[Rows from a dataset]
══════

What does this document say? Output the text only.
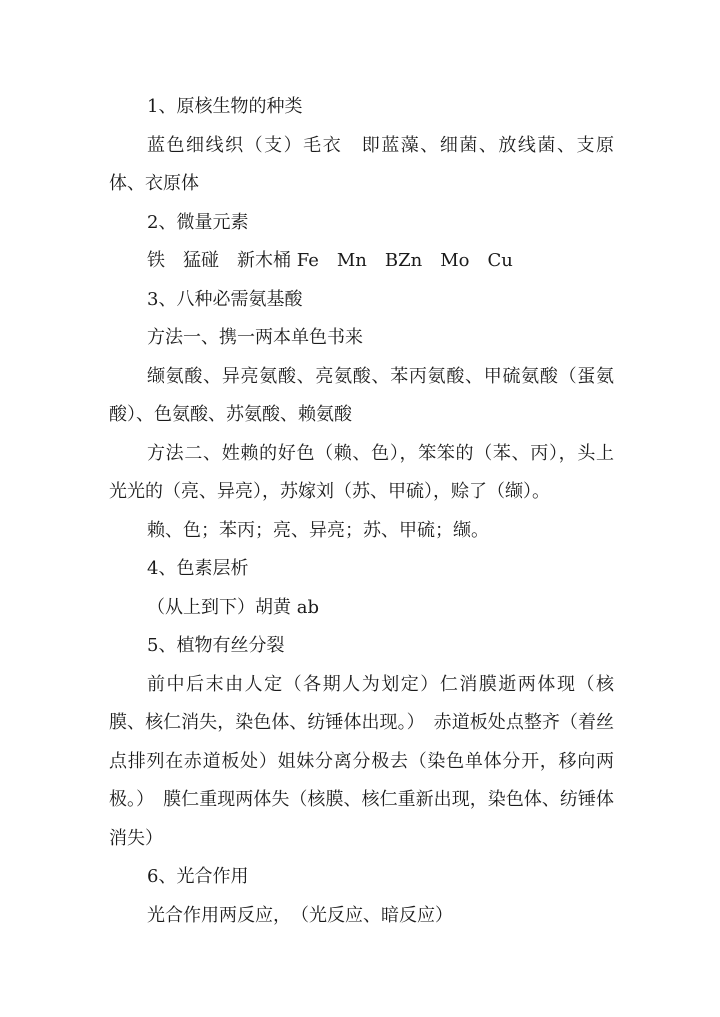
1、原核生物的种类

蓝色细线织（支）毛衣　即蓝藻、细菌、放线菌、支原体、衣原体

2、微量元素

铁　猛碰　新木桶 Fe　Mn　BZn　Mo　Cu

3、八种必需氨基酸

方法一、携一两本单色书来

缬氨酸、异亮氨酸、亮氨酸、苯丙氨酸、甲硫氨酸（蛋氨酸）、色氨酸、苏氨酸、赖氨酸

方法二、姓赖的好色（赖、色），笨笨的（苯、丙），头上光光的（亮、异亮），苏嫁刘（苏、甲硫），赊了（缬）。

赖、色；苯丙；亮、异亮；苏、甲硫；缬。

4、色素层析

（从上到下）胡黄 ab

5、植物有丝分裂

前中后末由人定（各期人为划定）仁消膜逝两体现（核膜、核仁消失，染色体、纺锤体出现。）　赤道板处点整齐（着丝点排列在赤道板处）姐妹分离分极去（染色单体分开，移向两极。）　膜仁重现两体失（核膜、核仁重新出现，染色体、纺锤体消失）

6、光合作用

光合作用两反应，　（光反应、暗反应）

══════

WHAT THE TASK ASKS: Please repeat the entries exactly. Do not include the pictures.

ANSWER TO THE EXERCISE:
What does this document say? Output the text only.
1、原核生物的种类

蓝色细线织（支）毛衣　即蓝藻、细菌、放线菌、支原体、衣原体

2、微量元素

铁　猛碰　新木桶 Fe　Mn　BZn　Mo　Cu

3、八种必需氨基酸

方法一、携一两本单色书来

缬氨酸、异亮氨酸、亮氨酸、苯丙氨酸、甲硫氨酸（蛋氨酸）、色氨酸、苏氨酸、赖氨酸

方法二、姓赖的好色（赖、色），笨笨的（苯、丙），头上光光的（亮、异亮），苏嫁刘（苏、甲硫），赊了（缬）。

赖、色；苯丙；亮、异亮；苏、甲硫；缬。

4、色素层析

（从上到下）胡黄 ab

5、植物有丝分裂

前中后末由人定（各期人为划定）仁消膜逝两体现（核膜、核仁消失，染色体、纺锤体出现。）　赤道板处点整齐（着丝点排列在赤道板处）姐妹分离分极去（染色单体分开，移向两极。）　膜仁重现两体失（核膜、核仁重新出现，染色体、纺锤体消失）

6、光合作用

光合作用两反应，　（光反应、暗反应）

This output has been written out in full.